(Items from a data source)
▬▬▬
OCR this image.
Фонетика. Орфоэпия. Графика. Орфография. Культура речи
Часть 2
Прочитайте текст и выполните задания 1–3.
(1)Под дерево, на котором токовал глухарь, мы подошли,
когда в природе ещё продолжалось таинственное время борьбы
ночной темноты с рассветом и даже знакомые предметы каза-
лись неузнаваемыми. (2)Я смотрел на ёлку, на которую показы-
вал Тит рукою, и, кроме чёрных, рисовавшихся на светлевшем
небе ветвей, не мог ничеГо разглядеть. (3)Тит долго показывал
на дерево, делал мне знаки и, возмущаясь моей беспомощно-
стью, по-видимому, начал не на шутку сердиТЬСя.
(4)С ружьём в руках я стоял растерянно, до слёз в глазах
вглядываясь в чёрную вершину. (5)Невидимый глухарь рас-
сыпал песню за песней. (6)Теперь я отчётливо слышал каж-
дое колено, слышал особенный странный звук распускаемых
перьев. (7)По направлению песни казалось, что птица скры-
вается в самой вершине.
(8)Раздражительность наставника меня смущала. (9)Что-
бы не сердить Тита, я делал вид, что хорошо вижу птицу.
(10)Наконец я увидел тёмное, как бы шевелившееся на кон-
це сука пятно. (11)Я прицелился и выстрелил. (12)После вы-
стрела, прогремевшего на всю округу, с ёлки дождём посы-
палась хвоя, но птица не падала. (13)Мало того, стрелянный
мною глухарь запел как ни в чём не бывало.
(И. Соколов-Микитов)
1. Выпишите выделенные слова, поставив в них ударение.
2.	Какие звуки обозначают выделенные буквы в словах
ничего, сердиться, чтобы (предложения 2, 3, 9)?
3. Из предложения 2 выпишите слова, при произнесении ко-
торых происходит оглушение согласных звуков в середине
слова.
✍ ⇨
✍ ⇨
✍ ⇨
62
▬▬▬
# YOUR OBJECTIVE:
Pull out all lines containing the word "глухарь" from the entries above.

# FULL ANSWER:
(1)Под дерево, на котором токовал глухарь, мы подошли,
вглядываясь в чёрную вершину. (5)Невидимый глухарь рас-
мною глухарь запел как ни в чём не бывало.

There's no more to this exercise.